Aim of the exercise:
Each entry that follows must be output without any deviation.
===== Dataset records
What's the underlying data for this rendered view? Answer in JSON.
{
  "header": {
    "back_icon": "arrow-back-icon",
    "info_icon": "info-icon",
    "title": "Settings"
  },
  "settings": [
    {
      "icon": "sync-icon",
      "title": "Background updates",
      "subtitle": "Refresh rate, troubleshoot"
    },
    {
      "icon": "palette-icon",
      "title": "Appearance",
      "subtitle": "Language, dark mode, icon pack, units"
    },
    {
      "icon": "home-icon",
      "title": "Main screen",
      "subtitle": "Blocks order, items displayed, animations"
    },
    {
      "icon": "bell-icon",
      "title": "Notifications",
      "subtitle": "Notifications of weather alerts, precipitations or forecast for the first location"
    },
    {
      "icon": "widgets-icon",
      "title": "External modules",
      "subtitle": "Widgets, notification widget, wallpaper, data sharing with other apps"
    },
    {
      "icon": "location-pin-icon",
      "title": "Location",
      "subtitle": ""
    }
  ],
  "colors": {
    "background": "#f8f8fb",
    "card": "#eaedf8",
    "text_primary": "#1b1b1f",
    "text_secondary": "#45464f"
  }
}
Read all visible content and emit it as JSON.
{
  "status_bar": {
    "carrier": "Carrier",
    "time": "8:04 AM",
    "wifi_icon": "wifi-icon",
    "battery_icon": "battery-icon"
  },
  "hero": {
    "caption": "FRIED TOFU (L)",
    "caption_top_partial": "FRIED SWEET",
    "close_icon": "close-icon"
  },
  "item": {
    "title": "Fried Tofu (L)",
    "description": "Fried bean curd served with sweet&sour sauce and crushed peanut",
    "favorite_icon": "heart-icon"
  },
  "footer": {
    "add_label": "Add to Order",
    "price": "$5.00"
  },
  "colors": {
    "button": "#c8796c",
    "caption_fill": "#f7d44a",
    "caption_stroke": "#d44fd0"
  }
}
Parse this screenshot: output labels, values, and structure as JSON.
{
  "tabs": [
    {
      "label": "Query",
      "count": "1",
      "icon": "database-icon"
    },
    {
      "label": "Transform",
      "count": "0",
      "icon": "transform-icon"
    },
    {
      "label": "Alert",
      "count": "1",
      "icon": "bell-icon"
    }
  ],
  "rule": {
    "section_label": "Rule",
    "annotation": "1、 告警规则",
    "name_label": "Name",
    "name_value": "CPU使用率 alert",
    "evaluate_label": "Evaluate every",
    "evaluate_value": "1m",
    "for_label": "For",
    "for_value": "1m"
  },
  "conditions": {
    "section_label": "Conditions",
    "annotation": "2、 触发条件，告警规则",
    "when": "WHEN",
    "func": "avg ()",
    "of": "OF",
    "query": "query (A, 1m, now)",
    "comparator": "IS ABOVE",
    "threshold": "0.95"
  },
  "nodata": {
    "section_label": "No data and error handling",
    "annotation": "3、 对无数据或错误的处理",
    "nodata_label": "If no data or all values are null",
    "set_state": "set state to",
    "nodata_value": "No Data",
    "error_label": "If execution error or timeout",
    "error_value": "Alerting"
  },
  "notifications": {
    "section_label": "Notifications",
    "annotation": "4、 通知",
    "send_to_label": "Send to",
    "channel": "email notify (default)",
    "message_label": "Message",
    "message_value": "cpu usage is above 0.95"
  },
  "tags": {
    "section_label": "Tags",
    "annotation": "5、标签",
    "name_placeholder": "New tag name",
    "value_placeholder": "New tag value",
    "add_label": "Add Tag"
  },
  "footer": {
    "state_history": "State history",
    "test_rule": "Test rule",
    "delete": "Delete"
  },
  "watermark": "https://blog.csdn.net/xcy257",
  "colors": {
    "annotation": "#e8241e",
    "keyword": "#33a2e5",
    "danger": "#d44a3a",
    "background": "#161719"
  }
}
==========
Reply to the exercise:
What's the underlying data for this rendered view? Answer in JSON.
{
  "header": {
    "back_icon": "arrow-back-icon",
    "info_icon": "info-icon",
    "title": "Settings"
  },
  "settings": [
    {
      "icon": "sync-icon",
      "title": "Background updates",
      "subtitle": "Refresh rate, troubleshoot"
    },
    {
      "icon": "palette-icon",
      "title": "Appearance",
      "subtitle": "Language, dark mode, icon pack, units"
    },
    {
      "icon": "home-icon",
      "title": "Main screen",
      "subtitle": "Blocks order, items displayed, animations"
    },
    {
      "icon": "bell-icon",
      "title": "Notifications",
      "subtitle": "Notifications of weather alerts, precipitations or forecast for the first location"
    },
    {
      "icon": "widgets-icon",
      "title": "External modules",
      "subtitle": "Widgets, notification widget, wallpaper, data sharing with other apps"
    },
    {
      "icon": "location-pin-icon",
      "title": "Location",
      "subtitle": ""
    }
  ],
  "colors": {
    "background": "#f8f8fb",
    "card": "#eaedf8",
    "text_primary": "#1b1b1f",
    "text_secondary": "#45464f"
  }
}
Read all visible content and emit it as JSON.
{
  "status_bar": {
    "carrier": "Carrier",
    "time": "8:04 AM",
    "wifi_icon": "wifi-icon",
    "battery_icon": "battery-icon"
  },
  "hero": {
    "caption": "FRIED TOFU (L)",
    "caption_top_partial": "FRIED SWEET",
    "close_icon": "close-icon"
  },
  "item": {
    "title": "Fried Tofu (L)",
    "description": "Fried bean curd served with sweet&sour sauce and crushed peanut",
    "favorite_icon": "heart-icon"
  },
  "footer": {
    "add_label": "Add to Order",
    "price": "$5.00"
  },
  "colors": {
    "button": "#c8796c",
    "caption_fill": "#f7d44a",
    "caption_stroke": "#d44fd0"
  }
}
Parse this screenshot: output labels, values, and structure as JSON.
{
  "tabs": [
    {
      "label": "Query",
      "count": "1",
      "icon": "database-icon"
    },
    {
      "label": "Transform",
      "count": "0",
      "icon": "transform-icon"
    },
    {
      "label": "Alert",
      "count": "1",
      "icon": "bell-icon"
    }
  ],
  "rule": {
    "section_label": "Rule",
    "annotation": "1、 告警规则",
    "name_label": "Name",
    "name_value": "CPU使用率 alert",
    "evaluate_label": "Evaluate every",
    "evaluate_value": "1m",
    "for_label": "For",
    "for_value": "1m"
  },
  "conditions": {
    "section_label": "Conditions",
    "annotation": "2、 触发条件，告警规则",
    "when": "WHEN",
    "func": "avg ()",
    "of": "OF",
    "query": "query (A, 1m, now)",
    "comparator": "IS ABOVE",
    "threshold": "0.95"
  },
  "nodata": {
    "section_label": "No data and error handling",
    "annotation": "3、 对无数据或错误的处理",
    "nodata_label": "If no data or all values are null",
    "set_state": "set state to",
    "nodata_value": "No Data",
    "error_label": "If execution error or timeout",
    "error_value": "Alerting"
  },
  "notifications": {
    "section_label": "Notifications",
    "annotation": "4、 通知",
    "send_to_label": "Send to",
    "channel": "email notify (default)",
    "message_label": "Message",
    "message_value": "cpu usage is above 0.95"
  },
  "tags": {
    "section_label": "Tags",
    "annotation": "5、标签",
    "name_placeholder": "New tag name",
    "value_placeholder": "New tag value",
    "add_label": "Add Tag"
  },
  "footer": {
    "state_history": "State history",
    "test_rule": "Test rule",
    "delete": "Delete"
  },
  "watermark": "https://blog.csdn.net/xcy257",
  "colors": {
    "annotation": "#e8241e",
    "keyword": "#33a2e5",
    "danger": "#d44a3a",
    "background": "#161719"
  }
}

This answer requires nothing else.